Find each line containing the word "name" and report how many there are. Add nothing else.

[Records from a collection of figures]
* * *

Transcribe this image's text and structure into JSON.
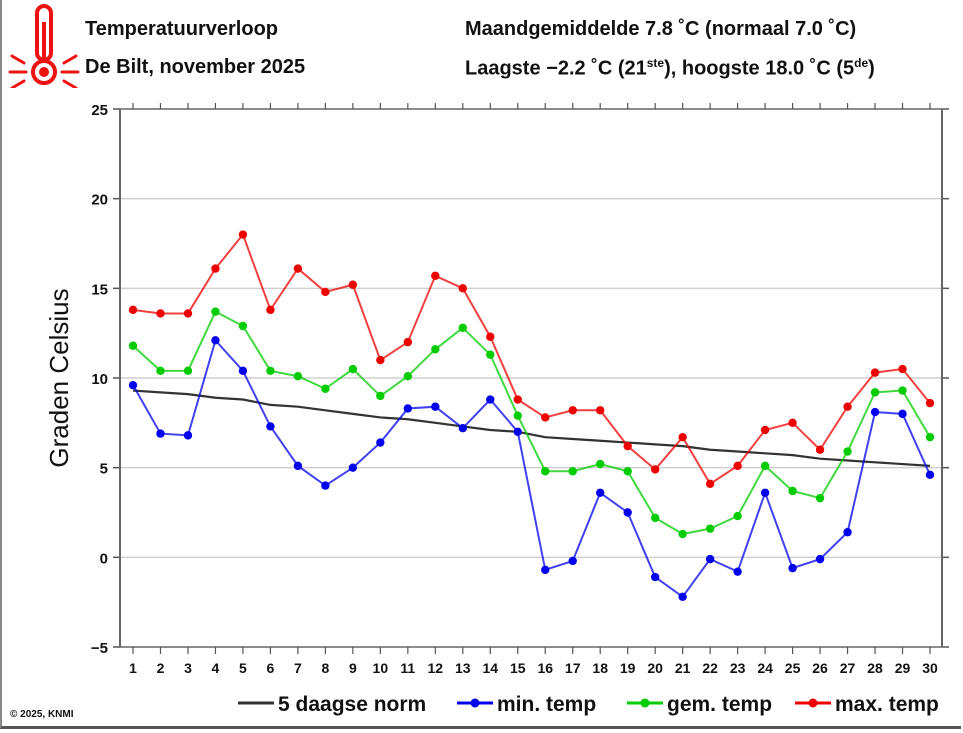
{
  "header": {
    "title": "Temperatuurverloop",
    "subtitle": "De Bilt, november 2025",
    "stats_line1": "Maandgemiddelde 7.8 ˚C (normaal 7.0 ˚C)",
    "stats_line2_pre": "Laagste −2.2 ˚C (21",
    "stats_line2_sup1": "ste",
    "stats_line2_mid": "), hoogste 18.0 ˚C (5",
    "stats_line2_sup2": "de",
    "stats_line2_post": ")",
    "icon": "thermometer-hot-icon"
  },
  "footer": {
    "copyright": "© 2025, KNMI"
  },
  "chart_data": {
    "type": "line",
    "title": "Temperatuurverloop",
    "subtitle": "De Bilt, november 2025",
    "xlabel": "",
    "ylabel": "Graden Celsius",
    "ylim": [
      -5,
      25
    ],
    "yticks": [
      "−5",
      "0",
      "5",
      "10",
      "15",
      "20",
      "25"
    ],
    "ytick_values": [
      -5,
      0,
      5,
      10,
      15,
      20,
      25
    ],
    "x": [
      1,
      2,
      3,
      4,
      5,
      6,
      7,
      8,
      9,
      10,
      11,
      12,
      13,
      14,
      15,
      16,
      17,
      18,
      19,
      20,
      21,
      22,
      23,
      24,
      25,
      26,
      27,
      28,
      29,
      30
    ],
    "grid": true,
    "legend_position": "bottom",
    "series": [
      {
        "name": "5 daagse norm",
        "color": "#333333",
        "markers": false,
        "values": [
          9.3,
          9.2,
          9.1,
          8.9,
          8.8,
          8.5,
          8.4,
          8.2,
          8.0,
          7.8,
          7.7,
          7.5,
          7.3,
          7.1,
          7.0,
          6.7,
          6.6,
          6.5,
          6.4,
          6.3,
          6.2,
          6.0,
          5.9,
          5.8,
          5.7,
          5.5,
          5.4,
          5.3,
          5.2,
          5.1
        ]
      },
      {
        "name": "min. temp",
        "color": "#0000ee",
        "markers": true,
        "values": [
          9.6,
          6.9,
          6.8,
          12.1,
          10.4,
          7.3,
          5.1,
          4.0,
          5.0,
          6.4,
          8.3,
          8.4,
          7.2,
          8.8,
          7.0,
          -0.7,
          -0.2,
          3.6,
          2.5,
          -1.1,
          -2.2,
          -0.1,
          -0.8,
          3.6,
          -0.6,
          -0.1,
          1.4,
          8.1,
          8.0,
          4.6
        ]
      },
      {
        "name": "gem. temp",
        "color": "#00cc00",
        "markers": true,
        "values": [
          11.8,
          10.4,
          10.4,
          13.7,
          12.9,
          10.4,
          10.1,
          9.4,
          10.5,
          9.0,
          10.1,
          11.6,
          12.8,
          11.3,
          7.9,
          4.8,
          4.8,
          5.2,
          4.8,
          2.2,
          1.3,
          1.6,
          2.3,
          5.1,
          3.7,
          3.3,
          5.9,
          9.2,
          9.3,
          6.7
        ]
      },
      {
        "name": "max. temp",
        "color": "#ee0000",
        "markers": true,
        "values": [
          13.8,
          13.6,
          13.6,
          16.1,
          18.0,
          13.8,
          16.1,
          14.8,
          15.2,
          11.0,
          12.0,
          15.7,
          15.0,
          12.3,
          8.8,
          7.8,
          8.2,
          8.2,
          6.2,
          4.9,
          6.7,
          4.1,
          5.1,
          7.1,
          7.5,
          6.0,
          8.4,
          10.3,
          10.5,
          8.6
        ]
      }
    ]
  }
}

* * *

▸ Exercise result
4